* Document passage
## start

Are pendulum absorbers the same as the counterweights on the crank of say an O-360-A1F6?
Yes. Lots of folks refer to pendulum absorbers as "counterweights", including the manufacturers. I prefer to be more precise with the terms I use, a habit pounded into my thick skull by an engineering mentor. Here's the deal.
Set the wayback machine for the 1930's. Everyone is trying to develop larger, more powerful radial engines, but cranks break and props fail. The cause is found to be vibratory twisting of the crankshaft. Along come three guys named Solomon, Sarazin and Chilton, who develop different devices all operating on the same principle...a pendulum to counter torsional vibration. Chilton's patent describes what we know today as a "counterweight", but how did it get the name?

## end

* Directive A
In the passage on pendulum absorbers, condense the paragraph beginning "Set the wayback machine" into a shorter version that keeps its main facts.
* Directive B
Carry on the passage about pendulum absorbers from the point where it ends.

* Stored data
## start

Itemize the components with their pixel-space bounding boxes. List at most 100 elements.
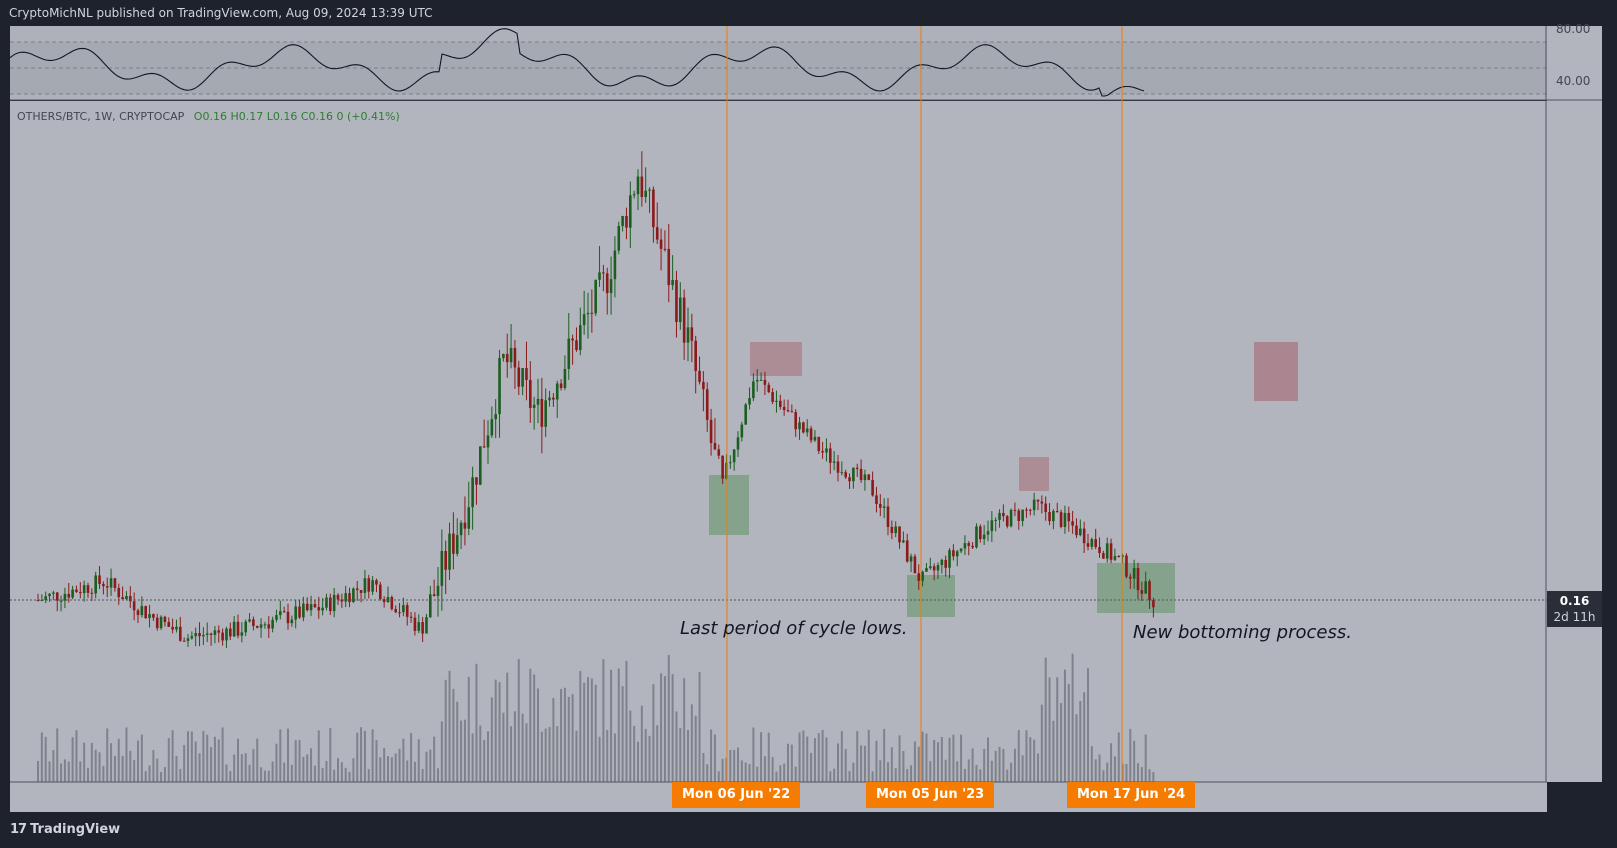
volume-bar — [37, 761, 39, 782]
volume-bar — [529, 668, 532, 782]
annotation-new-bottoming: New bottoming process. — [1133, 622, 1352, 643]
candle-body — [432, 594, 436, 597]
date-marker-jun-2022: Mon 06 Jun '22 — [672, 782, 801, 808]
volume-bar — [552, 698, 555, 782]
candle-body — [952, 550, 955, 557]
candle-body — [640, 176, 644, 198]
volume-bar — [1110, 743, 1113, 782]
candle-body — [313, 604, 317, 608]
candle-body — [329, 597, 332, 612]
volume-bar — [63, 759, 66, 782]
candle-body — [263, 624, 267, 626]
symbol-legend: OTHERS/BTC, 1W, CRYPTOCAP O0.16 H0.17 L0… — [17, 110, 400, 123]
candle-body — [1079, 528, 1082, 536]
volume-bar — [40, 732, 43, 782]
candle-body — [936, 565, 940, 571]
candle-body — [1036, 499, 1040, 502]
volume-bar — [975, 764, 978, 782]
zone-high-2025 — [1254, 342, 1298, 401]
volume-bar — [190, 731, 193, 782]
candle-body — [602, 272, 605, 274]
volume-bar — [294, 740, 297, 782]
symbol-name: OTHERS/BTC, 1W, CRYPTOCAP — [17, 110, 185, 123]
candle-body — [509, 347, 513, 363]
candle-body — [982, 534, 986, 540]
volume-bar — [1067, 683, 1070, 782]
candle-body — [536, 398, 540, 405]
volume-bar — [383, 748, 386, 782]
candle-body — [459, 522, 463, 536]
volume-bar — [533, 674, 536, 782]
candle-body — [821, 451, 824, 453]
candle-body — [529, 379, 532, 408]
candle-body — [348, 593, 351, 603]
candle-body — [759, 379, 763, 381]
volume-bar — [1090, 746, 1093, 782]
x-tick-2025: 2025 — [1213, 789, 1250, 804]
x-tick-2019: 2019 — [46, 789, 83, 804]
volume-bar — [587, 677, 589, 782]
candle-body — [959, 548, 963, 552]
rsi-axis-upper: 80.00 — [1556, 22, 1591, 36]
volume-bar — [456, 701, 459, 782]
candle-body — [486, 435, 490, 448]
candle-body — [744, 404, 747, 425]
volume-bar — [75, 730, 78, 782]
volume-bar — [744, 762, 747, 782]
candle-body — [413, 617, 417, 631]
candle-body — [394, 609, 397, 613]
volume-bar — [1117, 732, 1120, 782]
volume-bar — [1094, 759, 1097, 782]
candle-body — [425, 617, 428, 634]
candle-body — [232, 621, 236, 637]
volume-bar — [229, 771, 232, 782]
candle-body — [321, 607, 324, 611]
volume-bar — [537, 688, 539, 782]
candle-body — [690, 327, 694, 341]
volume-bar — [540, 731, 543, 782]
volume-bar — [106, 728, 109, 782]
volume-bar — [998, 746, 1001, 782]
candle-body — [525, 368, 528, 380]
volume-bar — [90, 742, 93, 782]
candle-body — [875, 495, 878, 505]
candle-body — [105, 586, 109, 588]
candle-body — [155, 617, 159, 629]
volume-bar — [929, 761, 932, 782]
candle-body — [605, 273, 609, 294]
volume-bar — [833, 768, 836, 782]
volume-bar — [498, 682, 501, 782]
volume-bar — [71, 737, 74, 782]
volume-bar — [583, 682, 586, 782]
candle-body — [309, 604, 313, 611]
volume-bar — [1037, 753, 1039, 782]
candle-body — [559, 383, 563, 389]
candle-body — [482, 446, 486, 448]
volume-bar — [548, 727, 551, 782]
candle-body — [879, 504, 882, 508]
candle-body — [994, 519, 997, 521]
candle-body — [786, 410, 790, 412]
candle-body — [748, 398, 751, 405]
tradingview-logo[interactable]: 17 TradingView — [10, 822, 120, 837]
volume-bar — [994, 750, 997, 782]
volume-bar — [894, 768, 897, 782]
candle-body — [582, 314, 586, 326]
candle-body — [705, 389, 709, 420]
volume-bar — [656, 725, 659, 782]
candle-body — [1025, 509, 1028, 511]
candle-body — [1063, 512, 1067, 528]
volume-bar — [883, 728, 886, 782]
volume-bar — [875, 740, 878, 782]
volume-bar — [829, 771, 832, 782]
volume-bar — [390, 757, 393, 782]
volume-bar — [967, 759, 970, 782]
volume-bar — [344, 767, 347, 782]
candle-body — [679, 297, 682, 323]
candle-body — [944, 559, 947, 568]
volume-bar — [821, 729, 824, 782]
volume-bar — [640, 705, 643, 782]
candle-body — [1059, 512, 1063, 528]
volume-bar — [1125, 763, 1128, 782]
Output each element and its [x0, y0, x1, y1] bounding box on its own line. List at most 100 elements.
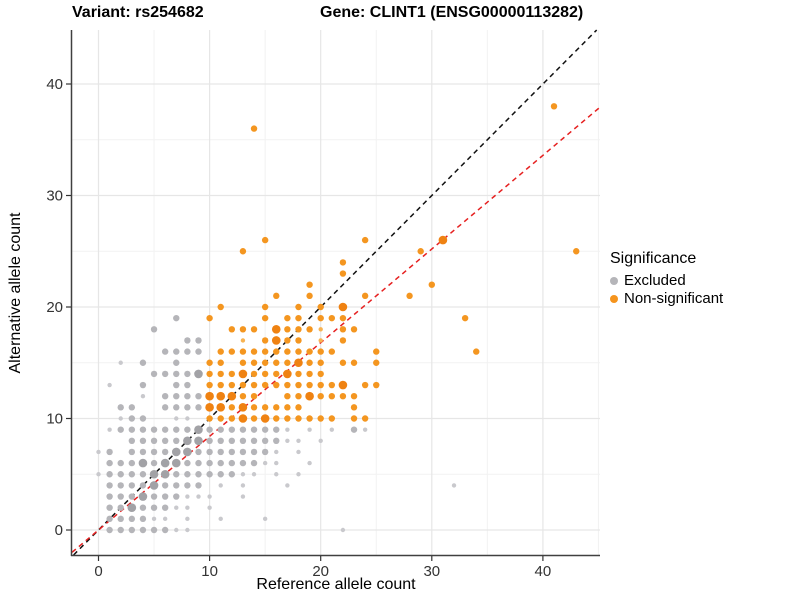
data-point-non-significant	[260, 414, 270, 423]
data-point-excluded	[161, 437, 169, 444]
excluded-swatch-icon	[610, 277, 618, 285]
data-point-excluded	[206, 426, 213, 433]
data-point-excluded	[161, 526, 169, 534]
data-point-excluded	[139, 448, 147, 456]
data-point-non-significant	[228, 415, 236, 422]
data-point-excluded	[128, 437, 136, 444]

## end

* Reply A
In the 1930s, efforts to build larger, more powerful radial engines were hampered by broken crankshafts and failed propellers, a problem traced to vibratory twisting of the crankshaft. Solomon, Sarazin and Chilton each developed a different device based on the same principle, a pendulum that counters torsional vibration. Chilton's patent describes what is known today as a "counterweight," which raises the question of how it got that name.

* Reply B
In the case of a
radial, the pendulum absorber is in fact located 180 degrees from the crankpin, and replaces one or both
fixed counterweights. A pendulum arranged this way is both counterweight
and absorber. Visit a university library and dig out the SAE Transactions from around 1938 or 1939. The engine designers were really excited; the new device meant they had a way to control an entire vibratory order, not just a frequency, and do so
without adding any new weight to the engine. It was one of many developments which helped win WWII.
I think it was Continental who first published (again in the SAE Transactions) experiments with applying torsional pendulums to a small flat engine. The difference, as compared to a radial, was that the pendulums were applied in matched pairs, at 90 degrees to the adjacent crankpin.
A flat engine has no counterweights; each piston assembly is countered by its opposing twin. The pendulums counter nothing but themselves.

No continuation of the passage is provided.